EXERCISE BRIEF - Each entry below must be repeated word for word.

MATERIAL TO PROCESS -
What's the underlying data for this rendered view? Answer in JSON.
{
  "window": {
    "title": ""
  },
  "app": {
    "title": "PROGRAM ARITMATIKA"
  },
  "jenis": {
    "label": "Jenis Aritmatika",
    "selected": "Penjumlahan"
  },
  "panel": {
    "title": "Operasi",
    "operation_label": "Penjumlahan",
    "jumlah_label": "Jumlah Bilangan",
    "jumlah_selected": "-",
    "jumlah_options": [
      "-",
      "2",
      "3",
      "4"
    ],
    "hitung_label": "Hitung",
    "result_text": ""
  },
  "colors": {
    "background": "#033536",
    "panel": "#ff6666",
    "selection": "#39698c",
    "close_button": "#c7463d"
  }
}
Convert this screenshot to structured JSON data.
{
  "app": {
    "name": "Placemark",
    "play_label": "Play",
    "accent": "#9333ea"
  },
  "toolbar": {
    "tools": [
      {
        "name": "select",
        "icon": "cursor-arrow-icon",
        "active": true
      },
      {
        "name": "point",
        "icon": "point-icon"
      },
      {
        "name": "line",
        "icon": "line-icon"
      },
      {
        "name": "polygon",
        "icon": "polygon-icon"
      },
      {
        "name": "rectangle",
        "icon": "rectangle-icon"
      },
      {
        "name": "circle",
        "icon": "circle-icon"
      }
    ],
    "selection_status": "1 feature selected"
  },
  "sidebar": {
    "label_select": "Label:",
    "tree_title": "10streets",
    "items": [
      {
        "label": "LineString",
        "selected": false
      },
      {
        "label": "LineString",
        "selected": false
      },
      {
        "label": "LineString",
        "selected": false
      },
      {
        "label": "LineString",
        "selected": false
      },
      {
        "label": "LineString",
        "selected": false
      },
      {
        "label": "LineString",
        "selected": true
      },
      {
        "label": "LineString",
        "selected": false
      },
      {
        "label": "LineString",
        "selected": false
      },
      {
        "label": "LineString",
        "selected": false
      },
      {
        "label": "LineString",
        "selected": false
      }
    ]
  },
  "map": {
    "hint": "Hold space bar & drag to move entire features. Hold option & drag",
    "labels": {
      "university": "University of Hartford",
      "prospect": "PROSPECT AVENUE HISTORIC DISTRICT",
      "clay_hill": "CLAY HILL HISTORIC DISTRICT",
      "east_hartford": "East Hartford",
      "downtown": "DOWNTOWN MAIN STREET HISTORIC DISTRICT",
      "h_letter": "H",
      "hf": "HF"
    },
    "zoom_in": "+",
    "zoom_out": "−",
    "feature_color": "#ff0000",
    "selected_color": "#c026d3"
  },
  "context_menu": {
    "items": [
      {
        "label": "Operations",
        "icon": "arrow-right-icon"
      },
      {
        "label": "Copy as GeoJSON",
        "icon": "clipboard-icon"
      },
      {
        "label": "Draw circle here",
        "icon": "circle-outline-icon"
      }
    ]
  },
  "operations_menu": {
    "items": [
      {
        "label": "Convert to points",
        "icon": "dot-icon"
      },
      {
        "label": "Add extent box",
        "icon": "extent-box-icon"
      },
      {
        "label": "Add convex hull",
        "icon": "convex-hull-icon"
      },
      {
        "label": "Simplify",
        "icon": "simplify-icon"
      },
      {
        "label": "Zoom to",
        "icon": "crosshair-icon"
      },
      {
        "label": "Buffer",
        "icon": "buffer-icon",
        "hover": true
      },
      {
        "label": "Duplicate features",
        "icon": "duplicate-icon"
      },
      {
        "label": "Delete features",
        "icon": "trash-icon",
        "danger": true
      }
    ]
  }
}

EXERCISE OUTPUT -
What's the underlying data for this rendered view? Answer in JSON.
{
  "window": {
    "title": ""
  },
  "app": {
    "title": "PROGRAM ARITMATIKA"
  },
  "jenis": {
    "label": "Jenis Aritmatika",
    "selected": "Penjumlahan"
  },
  "panel": {
    "title": "Operasi",
    "operation_label": "Penjumlahan",
    "jumlah_label": "Jumlah Bilangan",
    "jumlah_selected": "-",
    "jumlah_options": [
      "-",
      "2",
      "3",
      "4"
    ],
    "hitung_label": "Hitung",
    "result_text": ""
  },
  "colors": {
    "background": "#033536",
    "panel": "#ff6666",
    "selection": "#39698c",
    "close_button": "#c7463d"
  }
}
Convert this screenshot to structured JSON data.
{
  "app": {
    "name": "Placemark",
    "play_label": "Play",
    "accent": "#9333ea"
  },
  "toolbar": {
    "tools": [
      {
        "name": "select",
        "icon": "cursor-arrow-icon",
        "active": true
      },
      {
        "name": "point",
        "icon": "point-icon"
      },
      {
        "name": "line",
        "icon": "line-icon"
      },
      {
        "name": "polygon",
        "icon": "polygon-icon"
      },
      {
        "name": "rectangle",
        "icon": "rectangle-icon"
      },
      {
        "name": "circle",
        "icon": "circle-icon"
      }
    ],
    "selection_status": "1 feature selected"
  },
  "sidebar": {
    "label_select": "Label:",
    "tree_title": "10streets",
    "items": [
      {
        "label": "LineString",
        "selected": false
      },
      {
        "label": "LineString",
        "selected": false
      },
      {
        "label": "LineString",
        "selected": false
      },
      {
        "label": "LineString",
        "selected": false
      },
      {
        "label": "LineString",
        "selected": false
      },
      {
        "label": "LineString",
        "selected": true
      },
      {
        "label": "LineString",
        "selected": false
      },
      {
        "label": "LineString",
        "selected": false
      },
      {
        "label": "LineString",
        "selected": false
      },
      {
        "label": "LineString",
        "selected": false
      }
    ]
  },
  "map": {
    "hint": "Hold space bar & drag to move entire features. Hold option & drag",
    "labels": {
      "university": "University of Hartford",
      "prospect": "PROSPECT AVENUE HISTORIC DISTRICT",
      "clay_hill": "CLAY HILL HISTORIC DISTRICT",
      "east_hartford": "East Hartford",
      "downtown": "DOWNTOWN MAIN STREET HISTORIC DISTRICT",
      "h_letter": "H",
      "hf": "HF"
    },
    "zoom_in": "+",
    "zoom_out": "−",
    "feature_color": "#ff0000",
    "selected_color": "#c026d3"
  },
  "context_menu": {
    "items": [
      {
        "label": "Operations",
        "icon": "arrow-right-icon"
      },
      {
        "label": "Copy as GeoJSON",
        "icon": "clipboard-icon"
      },
      {
        "label": "Draw circle here",
        "icon": "circle-outline-icon"
      }
    ]
  },
  "operations_menu": {
    "items": [
      {
        "label": "Convert to points",
        "icon": "dot-icon"
      },
      {
        "label": "Add extent box",
        "icon": "extent-box-icon"
      },
      {
        "label": "Add convex hull",
        "icon": "convex-hull-icon"
      },
      {
        "label": "Simplify",
        "icon": "simplify-icon"
      },
      {
        "label": "Zoom to",
        "icon": "crosshair-icon"
      },
      {
        "label": "Buffer",
        "icon": "buffer-icon",
        "hover": true
      },
      {
        "label": "Duplicate features",
        "icon": "duplicate-icon"
      },
      {
        "label": "Delete features",
        "icon": "trash-icon",
        "danger": true
      }
    ]
  }
}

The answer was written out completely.